__Work to do__:
Take from the listing each line that has the string "subtitle".

** begin Material provided **

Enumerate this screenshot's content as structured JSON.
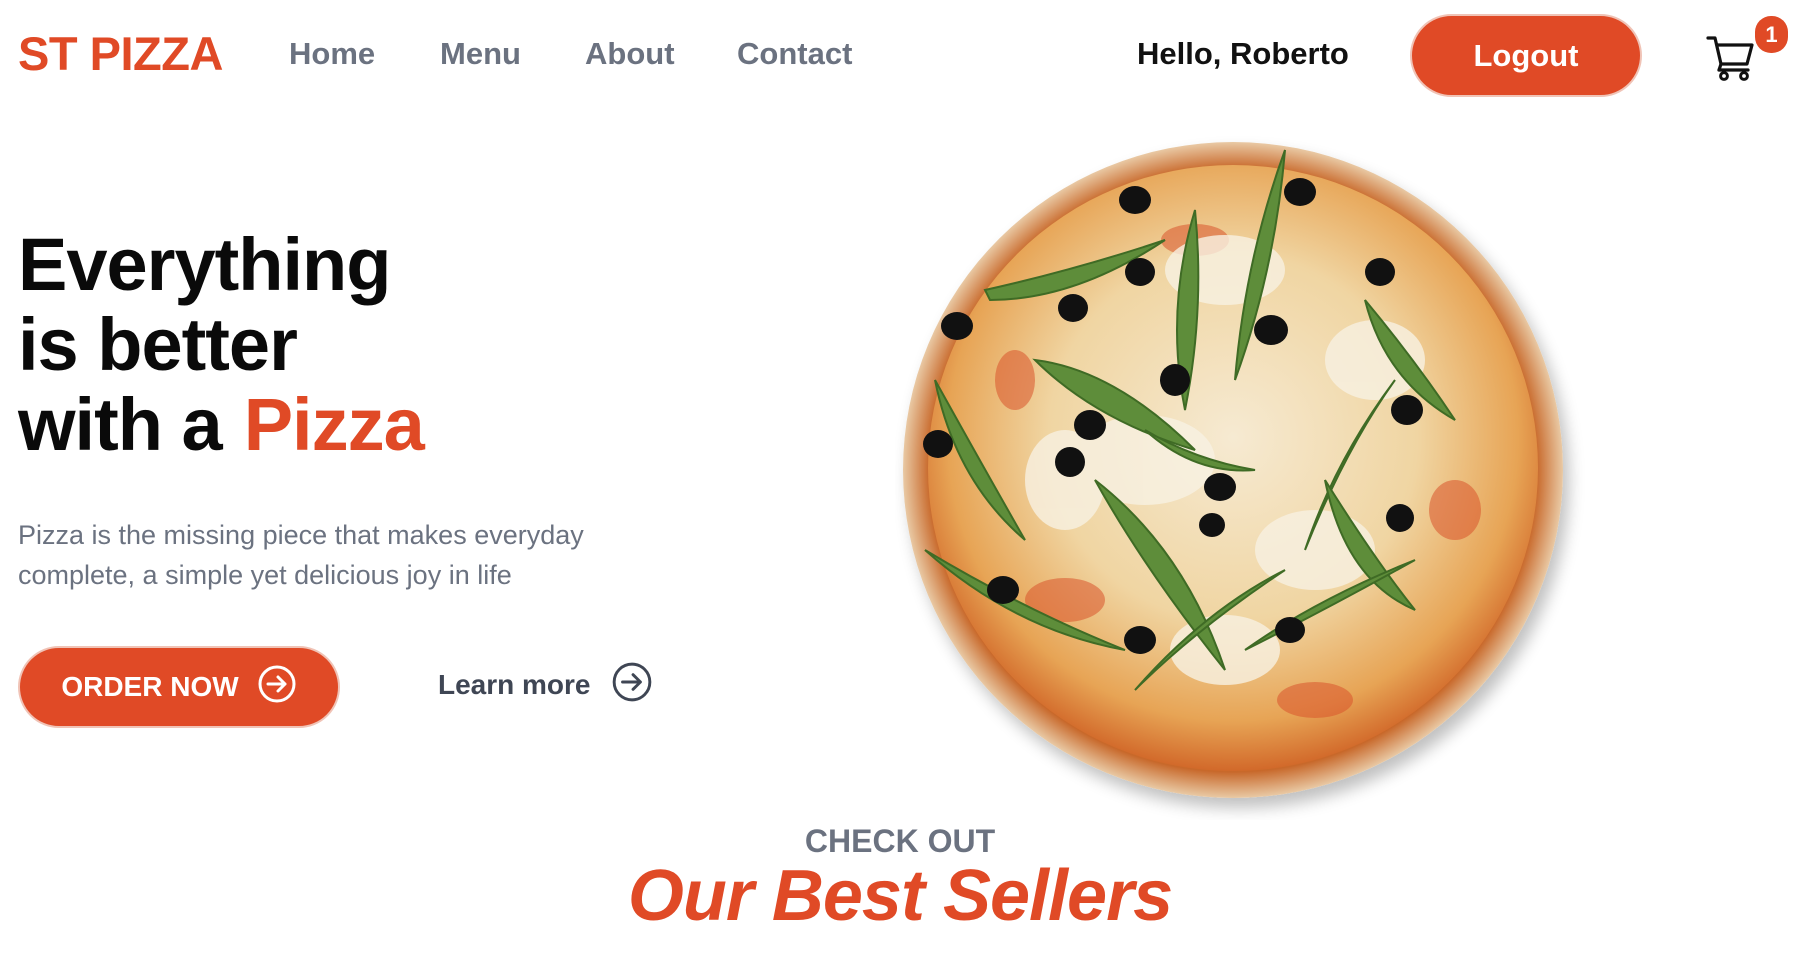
{
  "header": {
    "logo": "ST PIZZA",
    "nav": [
      {
        "label": "Home"
      },
      {
        "label": "Menu"
      },
      {
        "label": "About"
      },
      {
        "label": "Contact"
      }
    ],
    "greeting": "Hello, Roberto",
    "logout_label": "Logout",
    "cart_count": "1"
  },
  "hero": {
    "title_line1": "Everything",
    "title_line2": "is better",
    "title_line3": "with a",
    "title_accent": "Pizza",
    "subtitle": "Pizza is the missing piece that makes everyday complete, a simple yet delicious joy in life",
    "order_label": "ORDER NOW",
    "learn_label": "Learn more"
  },
  "best_sellers": {
    "eyebrow": "CHECK OUT",
    "title": "Our Best Sellers"
  },
  "colors": {
    "accent": "#e04a26",
    "muted": "#6b7280",
    "text": "#0a0a0a"
  },
  "icons": {
    "cart": "shopping-cart-icon",
    "arrow": "arrow-right-circle-icon"
  }
}
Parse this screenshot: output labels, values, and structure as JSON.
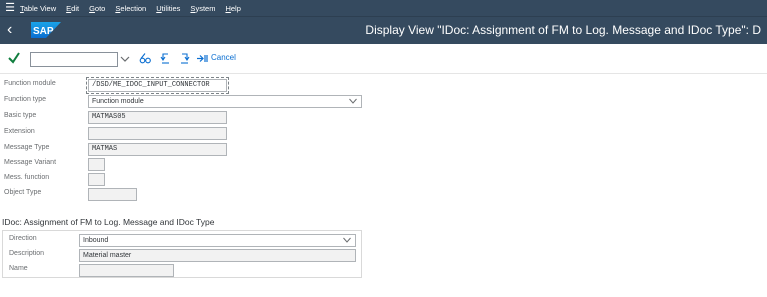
{
  "menubar": {
    "items": [
      "Table View",
      "Edit",
      "Goto",
      "Selection",
      "Utilities",
      "System",
      "Help"
    ]
  },
  "titlebar": {
    "logo": "SAP",
    "title": "Display View \"IDoc: Assignment of FM to Log. Message and IDoc Type\": D"
  },
  "toolbar": {
    "command_value": "",
    "cancel_label": "Cancel"
  },
  "form": {
    "function_module": {
      "label": "Function module",
      "value": "/DSD/ME_IDOC_INPUT_CONNECTOR"
    },
    "function_type": {
      "label": "Function type",
      "value": "Function module"
    },
    "basic_type": {
      "label": "Basic type",
      "value": "MATMAS05"
    },
    "extension": {
      "label": "Extension",
      "value": ""
    },
    "message_type": {
      "label": "Message Type",
      "value": "MATMAS"
    },
    "message_variant": {
      "label": "Message Variant",
      "value": ""
    },
    "mess_function": {
      "label": "Mess. function",
      "value": ""
    },
    "object_type": {
      "label": "Object Type",
      "value": ""
    }
  },
  "section": {
    "title": "IDoc: Assignment of FM to Log. Message and IDoc Type",
    "direction": {
      "label": "Direction",
      "value": "Inbound"
    },
    "description": {
      "label": "Description",
      "value": "Material master"
    },
    "name": {
      "label": "Name",
      "value": ""
    }
  },
  "colors": {
    "shell": "#354a5f",
    "accent": "#0a6ed1",
    "check": "#107e3e"
  }
}
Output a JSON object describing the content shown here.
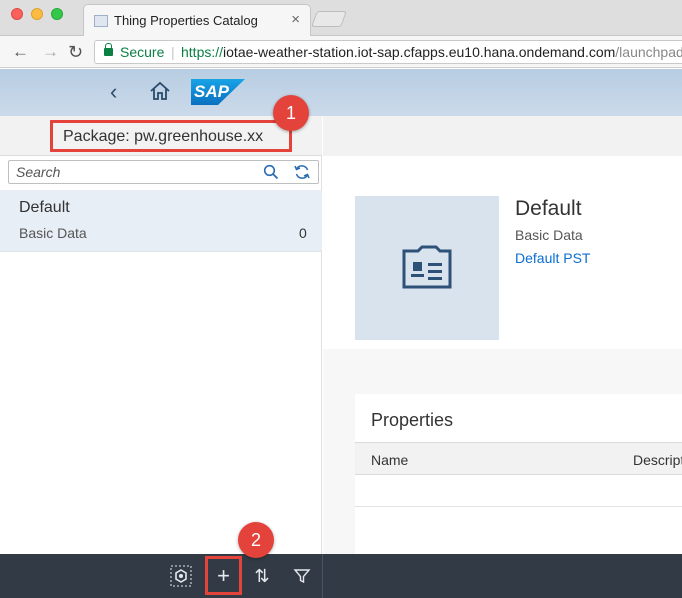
{
  "browser": {
    "tab_title": "Thing Properties Catalog",
    "tab_close": "×",
    "nav_back": "←",
    "nav_forward": "→",
    "nav_reload": "↻",
    "secure_label": "Secure",
    "url_scheme": "https://",
    "url_host": "iotae-weather-station.iot-sap.cfapps.eu10.hana.ondemand.com",
    "url_path": "/launchpad"
  },
  "shell": {
    "back_glyph": "‹",
    "logo_text": "SAP"
  },
  "master": {
    "package_label": "Package: pw.greenhouse.xx",
    "search_placeholder": "Search",
    "items": [
      {
        "title": "Default",
        "subtitle": "Basic Data",
        "count": "0"
      }
    ]
  },
  "detail": {
    "title": "Default",
    "subtitle": "Basic Data",
    "link": "Default PST",
    "properties_title": "Properties",
    "columns": [
      "Name",
      "Description"
    ]
  },
  "footer": {
    "add_glyph": "+",
    "sort_glyph": "⇅"
  },
  "annotations": {
    "marker1": "1",
    "marker2": "2",
    "color": "#e3433b"
  },
  "colors": {
    "shell_bar": "#c2d4e7",
    "footer": "#323b45",
    "link": "#0a6ed1",
    "selected_item": "#e8eef5"
  }
}
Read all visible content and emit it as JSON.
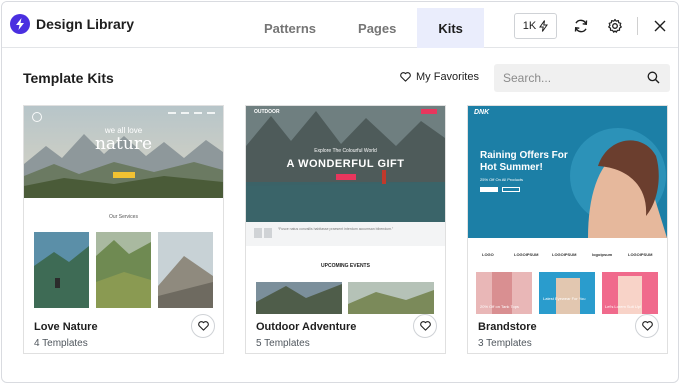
{
  "header": {
    "app_title": "Design Library",
    "tabs": [
      {
        "label": "Patterns"
      },
      {
        "label": "Pages"
      },
      {
        "label": "Kits"
      }
    ],
    "counter_label": "1K",
    "icons": [
      "bolt-icon",
      "refresh-icon",
      "gear-icon",
      "close-icon"
    ]
  },
  "toolbar": {
    "section_title": "Template Kits",
    "favorites_label": "My Favorites",
    "search_placeholder": "Search..."
  },
  "kits": [
    {
      "name": "Love Nature",
      "count_label": "4 Templates",
      "preview": {
        "hero_line1": "we all love",
        "hero_line2": "nature",
        "services_heading": "Our Services"
      }
    },
    {
      "name": "Outdoor Adventure",
      "count_label": "5 Templates",
      "preview": {
        "logo": "OUTDOOR",
        "kicker": "Explore The Colourful World",
        "headline": "A WONDERFUL GIFT",
        "quote": "“Fusce natus convallis habitasse praesent interdum accumsan bibendum.”",
        "events_heading": "UPCOMING EVENTS"
      }
    },
    {
      "name": "Brandstore",
      "count_label": "3 Templates",
      "preview": {
        "logo": "DNK",
        "headline_line1": "Raining Offers For",
        "headline_line2": "Hot Summer!",
        "offer": "25% Off On All Products",
        "brands": [
          "LOGO",
          "LOGOIPSUM",
          "LOGOIPSUM",
          "logoipsum",
          "LOGOIPSUM"
        ],
        "products": [
          "20% Off on Tank Tops",
          "Latest Eyewear For You",
          "Let's Lorem Suit Up!"
        ]
      }
    }
  ],
  "colors": {
    "accent": "#4a2fe0",
    "active_tab_bg": "#eaedfc",
    "adventure_button": "#e8365d",
    "brandstore_hero": "#1c7fa6"
  }
}
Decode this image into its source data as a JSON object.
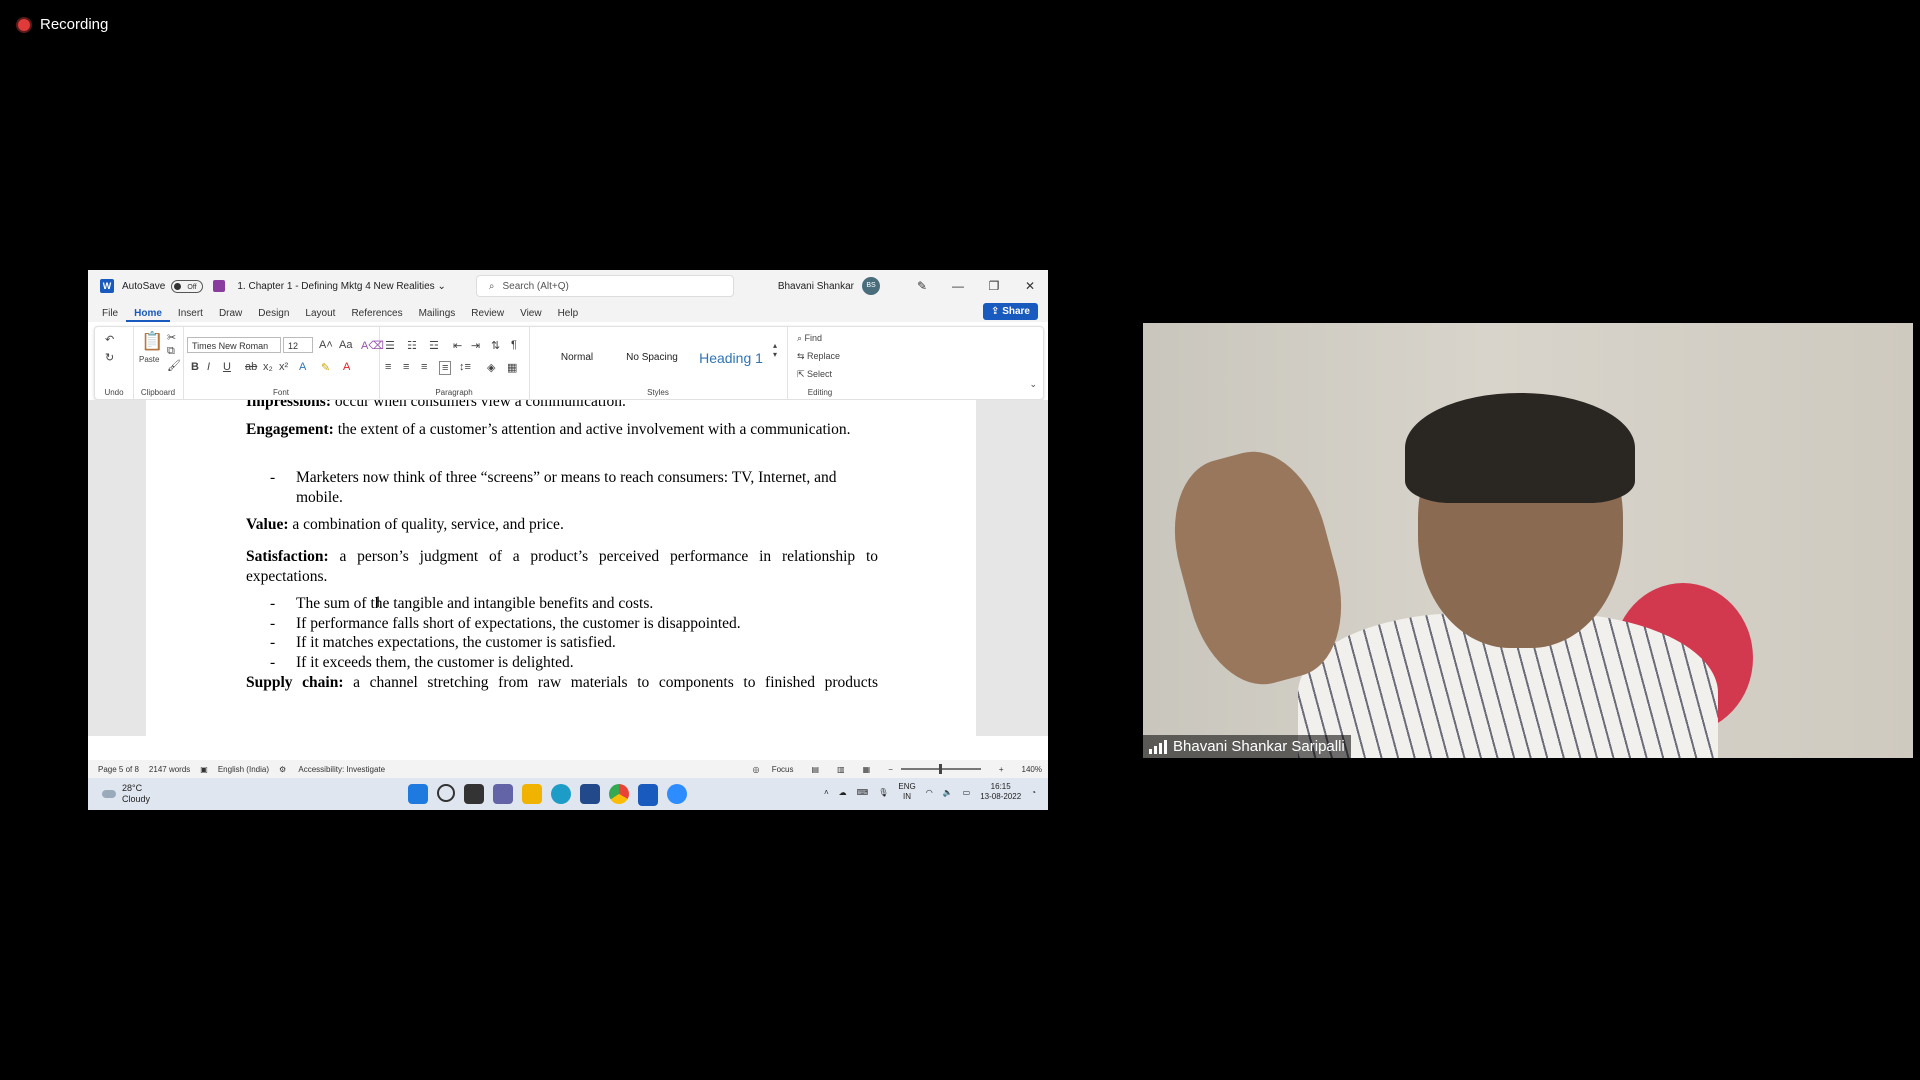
{
  "recording": {
    "label": "Recording"
  },
  "word": {
    "autosave_label": "AutoSave",
    "autosave_state": "Off",
    "doc_title": "1. Chapter 1 - Defining Mktg 4 New Realities",
    "search_placeholder": "Search (Alt+Q)",
    "user_name": "Bhavani Shankar",
    "user_initials": "BS",
    "menu": [
      "File",
      "Home",
      "Insert",
      "Draw",
      "Design",
      "Layout",
      "References",
      "Mailings",
      "Review",
      "View",
      "Help"
    ],
    "share_label": "Share",
    "ribbon": {
      "undo_label": "Undo",
      "clipboard_label": "Clipboard",
      "paste_label": "Paste",
      "font_label": "Font",
      "font_name": "Times New Roman",
      "font_size": "12",
      "paragraph_label": "Paragraph",
      "styles_label": "Styles",
      "styles": [
        "Normal",
        "No Spacing",
        "Heading 1"
      ],
      "editing_label": "Editing",
      "find_label": "Find",
      "replace_label": "Replace",
      "select_label": "Select"
    },
    "document": {
      "p0_bold": "Impressions:",
      "p0_text": " occur when consumers view a communication.",
      "p1_bold": "Engagement:",
      "p1_text": " the extent of a customer’s attention and active involvement with a communication.",
      "b1": "Marketers now think of three “screens” or means to reach consumers: TV, Internet, and mobile.",
      "p2_bold": "Value:",
      "p2_text": " a combination of quality, service, and price.",
      "p3_bold": "Satisfaction:",
      "p3_text": " a person’s judgment of a product’s perceived performance in relationship to expectations.",
      "bullets": [
        "The sum of the tangible and intangible benefits and costs.",
        "If performance falls short of expectations, the customer is disappointed.",
        "If it matches expectations, the customer is satisfied.",
        "If it exceeds them, the customer is delighted."
      ],
      "p4_bold": "Supply chain:",
      "p4_text": " a channel stretching from raw materials to components to finished products"
    },
    "status": {
      "page": "Page 5 of 8",
      "words": "2147 words",
      "language": "English (India)",
      "accessibility": "Accessibility: Investigate",
      "focus": "Focus",
      "zoom": "140%"
    }
  },
  "taskbar": {
    "temperature": "28°C",
    "weather": "Cloudy",
    "lang_top": "ENG",
    "lang_bottom": "IN",
    "time": "16:15",
    "date": "13-08-2022"
  },
  "video": {
    "participant_name": "Bhavani Shankar Saripalli"
  }
}
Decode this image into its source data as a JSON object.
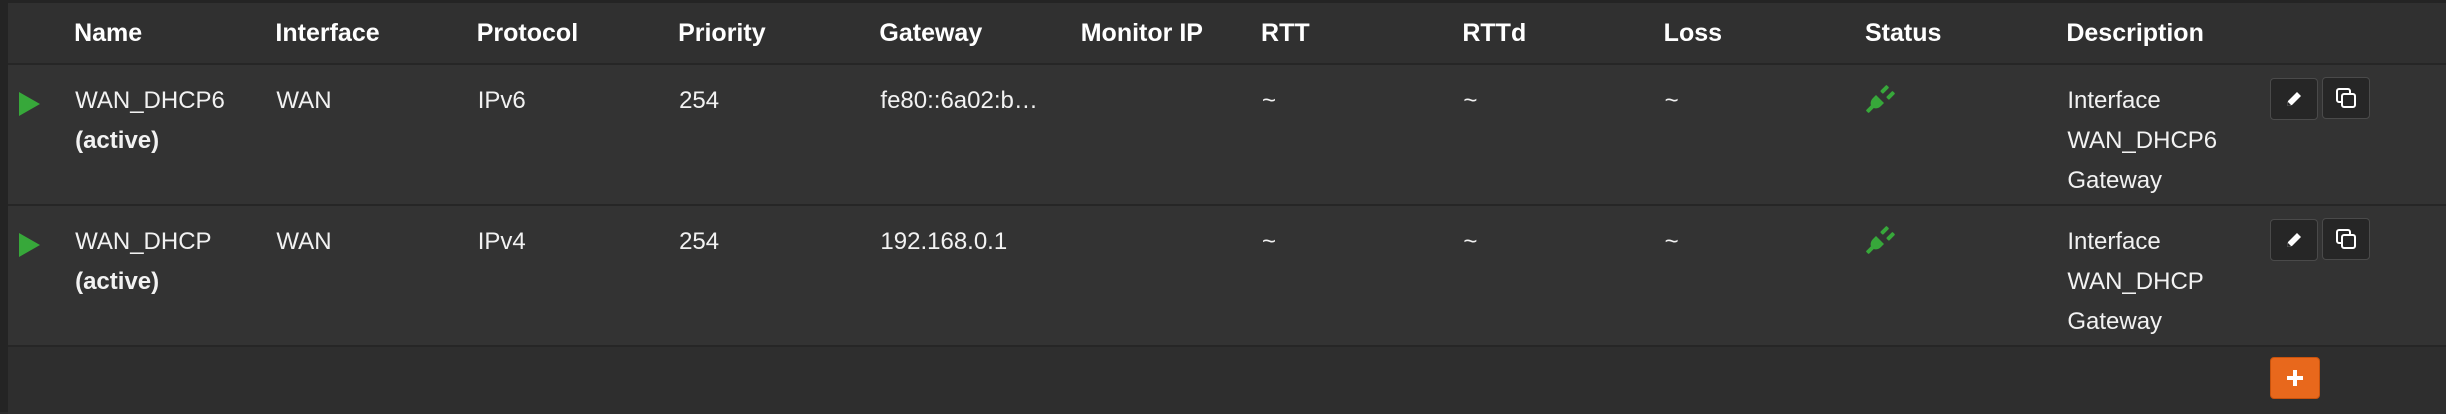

** end Material provided **

__Result of this exercise__:
    "subtitle": "Pizza is the missing piece that makes everyday complete, a simple yet delicious joy in life",
        "subtitle": "Basic Data",
    "subtitle": "Basic Data",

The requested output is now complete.